YOUR GOAL →
Write out the whole of the material exactly.

SOURCE RECORDS →
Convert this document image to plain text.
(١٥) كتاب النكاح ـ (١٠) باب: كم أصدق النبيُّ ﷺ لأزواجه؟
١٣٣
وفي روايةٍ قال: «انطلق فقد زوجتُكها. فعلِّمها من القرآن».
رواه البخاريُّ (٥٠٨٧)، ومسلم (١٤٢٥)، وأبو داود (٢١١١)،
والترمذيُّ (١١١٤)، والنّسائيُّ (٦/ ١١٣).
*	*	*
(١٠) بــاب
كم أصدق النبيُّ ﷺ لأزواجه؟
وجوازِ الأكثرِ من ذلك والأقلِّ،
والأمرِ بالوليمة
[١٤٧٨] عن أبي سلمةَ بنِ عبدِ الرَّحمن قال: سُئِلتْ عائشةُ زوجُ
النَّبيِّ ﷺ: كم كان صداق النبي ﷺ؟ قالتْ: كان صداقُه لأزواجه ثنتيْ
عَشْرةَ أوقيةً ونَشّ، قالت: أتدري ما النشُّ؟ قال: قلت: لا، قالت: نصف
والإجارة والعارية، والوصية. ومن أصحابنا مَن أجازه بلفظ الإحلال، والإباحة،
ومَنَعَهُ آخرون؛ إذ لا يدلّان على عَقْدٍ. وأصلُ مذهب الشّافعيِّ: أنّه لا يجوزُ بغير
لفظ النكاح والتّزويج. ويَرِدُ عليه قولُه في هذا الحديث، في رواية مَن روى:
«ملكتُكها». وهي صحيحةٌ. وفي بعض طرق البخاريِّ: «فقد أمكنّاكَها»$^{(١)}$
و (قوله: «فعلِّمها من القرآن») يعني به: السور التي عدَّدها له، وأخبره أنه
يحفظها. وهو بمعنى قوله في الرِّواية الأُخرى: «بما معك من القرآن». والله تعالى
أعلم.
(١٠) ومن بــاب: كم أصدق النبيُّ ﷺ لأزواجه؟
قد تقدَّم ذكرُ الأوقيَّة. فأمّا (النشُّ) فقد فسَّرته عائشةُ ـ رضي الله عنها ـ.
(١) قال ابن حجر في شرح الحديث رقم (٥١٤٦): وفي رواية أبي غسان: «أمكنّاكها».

FULL RESPONSE →
Convert this document image to plain text.
(١٥) كتاب النكاح ـ (١٠) باب: كم أصدق النبيُّ ﷺ لأزواجه؟
١٣٣
وفي روايةٍ قال: «انطلق فقد زوجتُكها. فعلِّمها من القرآن».
رواه البخاريُّ (٥٠٨٧)، ومسلم (١٤٢٥)، وأبو داود (٢١١١)،
والترمذيُّ (١١١٤)، والنّسائيُّ (٦/ ١١٣).
*	*	*
(١٠) بــاب
كم أصدق النبيُّ ﷺ لأزواجه؟
وجوازِ الأكثرِ من ذلك والأقلِّ،
والأمرِ بالوليمة
[١٤٧٨] عن أبي سلمةَ بنِ عبدِ الرَّحمن قال: سُئِلتْ عائشةُ زوجُ
النَّبيِّ ﷺ: كم كان صداق النبي ﷺ؟ قالتْ: كان صداقُه لأزواجه ثنتيْ
عَشْرةَ أوقيةً ونَشّ، قالت: أتدري ما النشُّ؟ قال: قلت: لا، قالت: نصف
والإجارة والعارية، والوصية. ومن أصحابنا مَن أجازه بلفظ الإحلال، والإباحة،
ومَنَعَهُ آخرون؛ إذ لا يدلّان على عَقْدٍ. وأصلُ مذهب الشّافعيِّ: أنّه لا يجوزُ بغير
لفظ النكاح والتّزويج. ويَرِدُ عليه قولُه في هذا الحديث، في رواية مَن روى:
«ملكتُكها». وهي صحيحةٌ. وفي بعض طرق البخاريِّ: «فقد أمكنّاكَها»$^{(١)}$
و (قوله: «فعلِّمها من القرآن») يعني به: السور التي عدَّدها له، وأخبره أنه
يحفظها. وهو بمعنى قوله في الرِّواية الأُخرى: «بما معك من القرآن». والله تعالى
أعلم.
(١٠) ومن بــاب: كم أصدق النبيُّ ﷺ لأزواجه؟
قد تقدَّم ذكرُ الأوقيَّة. فأمّا (النشُّ) فقد فسَّرته عائشةُ ـ رضي الله عنها ـ.
(١) قال ابن حجر في شرح الحديث رقم (٥١٤٦): وفي رواية أبي غسان: «أمكنّاكها».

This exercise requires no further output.